__TASK PROMPT__. Transcribe the entries that follow, word for word.

BEGIN THE INPUT

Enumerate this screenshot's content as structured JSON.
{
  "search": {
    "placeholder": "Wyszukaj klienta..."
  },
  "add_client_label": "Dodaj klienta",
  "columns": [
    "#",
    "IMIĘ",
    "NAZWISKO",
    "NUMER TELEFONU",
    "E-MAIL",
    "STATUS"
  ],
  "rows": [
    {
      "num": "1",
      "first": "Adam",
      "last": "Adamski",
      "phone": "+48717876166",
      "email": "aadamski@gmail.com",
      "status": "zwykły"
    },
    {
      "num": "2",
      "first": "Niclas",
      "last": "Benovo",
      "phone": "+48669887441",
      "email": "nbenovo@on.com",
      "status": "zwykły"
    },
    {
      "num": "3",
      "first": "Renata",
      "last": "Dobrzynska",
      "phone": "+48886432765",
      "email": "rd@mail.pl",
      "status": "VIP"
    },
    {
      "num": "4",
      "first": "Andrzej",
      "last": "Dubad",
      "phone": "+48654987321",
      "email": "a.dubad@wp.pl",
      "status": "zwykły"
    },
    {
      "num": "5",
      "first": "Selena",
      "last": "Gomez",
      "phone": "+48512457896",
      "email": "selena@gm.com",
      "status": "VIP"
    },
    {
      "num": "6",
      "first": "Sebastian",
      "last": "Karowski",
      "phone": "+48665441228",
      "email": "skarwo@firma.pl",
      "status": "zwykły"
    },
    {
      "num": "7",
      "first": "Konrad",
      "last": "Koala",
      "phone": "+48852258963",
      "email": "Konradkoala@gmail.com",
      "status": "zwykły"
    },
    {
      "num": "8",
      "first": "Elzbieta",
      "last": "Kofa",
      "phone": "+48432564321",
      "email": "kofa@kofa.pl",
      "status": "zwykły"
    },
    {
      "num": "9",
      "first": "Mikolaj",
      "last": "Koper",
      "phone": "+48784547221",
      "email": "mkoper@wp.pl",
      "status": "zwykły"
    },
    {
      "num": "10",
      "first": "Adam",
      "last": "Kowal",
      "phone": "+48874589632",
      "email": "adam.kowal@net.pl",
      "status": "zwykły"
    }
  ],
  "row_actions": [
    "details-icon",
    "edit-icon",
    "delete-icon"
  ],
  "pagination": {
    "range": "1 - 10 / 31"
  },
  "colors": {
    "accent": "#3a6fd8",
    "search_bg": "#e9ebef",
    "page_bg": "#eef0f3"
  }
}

END THE INPUT

__RESULT FOR THIS EXERCISE__.
Enumerate this screenshot's content as structured JSON.
{
  "search": {
    "placeholder": "Wyszukaj klienta..."
  },
  "add_client_label": "Dodaj klienta",
  "columns": [
    "#",
    "IMIĘ",
    "NAZWISKO",
    "NUMER TELEFONU",
    "E-MAIL",
    "STATUS"
  ],
  "rows": [
    {
      "num": "1",
      "first": "Adam",
      "last": "Adamski",
      "phone": "+48717876166",
      "email": "aadamski@gmail.com",
      "status": "zwykły"
    },
    {
      "num": "2",
      "first": "Niclas",
      "last": "Benovo",
      "phone": "+48669887441",
      "email": "nbenovo@on.com",
      "status": "zwykły"
    },
    {
      "num": "3",
      "first": "Renata",
      "last": "Dobrzynska",
      "phone": "+48886432765",
      "email": "rd@mail.pl",
      "status": "VIP"
    },
    {
      "num": "4",
      "first": "Andrzej",
      "last": "Dubad",
      "phone": "+48654987321",
      "email": "a.dubad@wp.pl",
      "status": "zwykły"
    },
    {
      "num": "5",
      "first": "Selena",
      "last": "Gomez",
      "phone": "+48512457896",
      "email": "selena@gm.com",
      "status": "VIP"
    },
    {
      "num": "6",
      "first": "Sebastian",
      "last": "Karowski",
      "phone": "+48665441228",
      "email": "skarwo@firma.pl",
      "status": "zwykły"
    },
    {
      "num": "7",
      "first": "Konrad",
      "last": "Koala",
      "phone": "+48852258963",
      "email": "Konradkoala@gmail.com",
      "status": "zwykły"
    },
    {
      "num": "8",
      "first": "Elzbieta",
      "last": "Kofa",
      "phone": "+48432564321",
      "email": "kofa@kofa.pl",
      "status": "zwykły"
    },
    {
      "num": "9",
      "first": "Mikolaj",
      "last": "Koper",
      "phone": "+48784547221",
      "email": "mkoper@wp.pl",
      "status": "zwykły"
    },
    {
      "num": "10",
      "first": "Adam",
      "last": "Kowal",
      "phone": "+48874589632",
      "email": "adam.kowal@net.pl",
      "status": "zwykły"
    }
  ],
  "row_actions": [
    "details-icon",
    "edit-icon",
    "delete-icon"
  ],
  "pagination": {
    "range": "1 - 10 / 31"
  },
  "colors": {
    "accent": "#3a6fd8",
    "search_bg": "#e9ebef",
    "page_bg": "#eef0f3"
  }
}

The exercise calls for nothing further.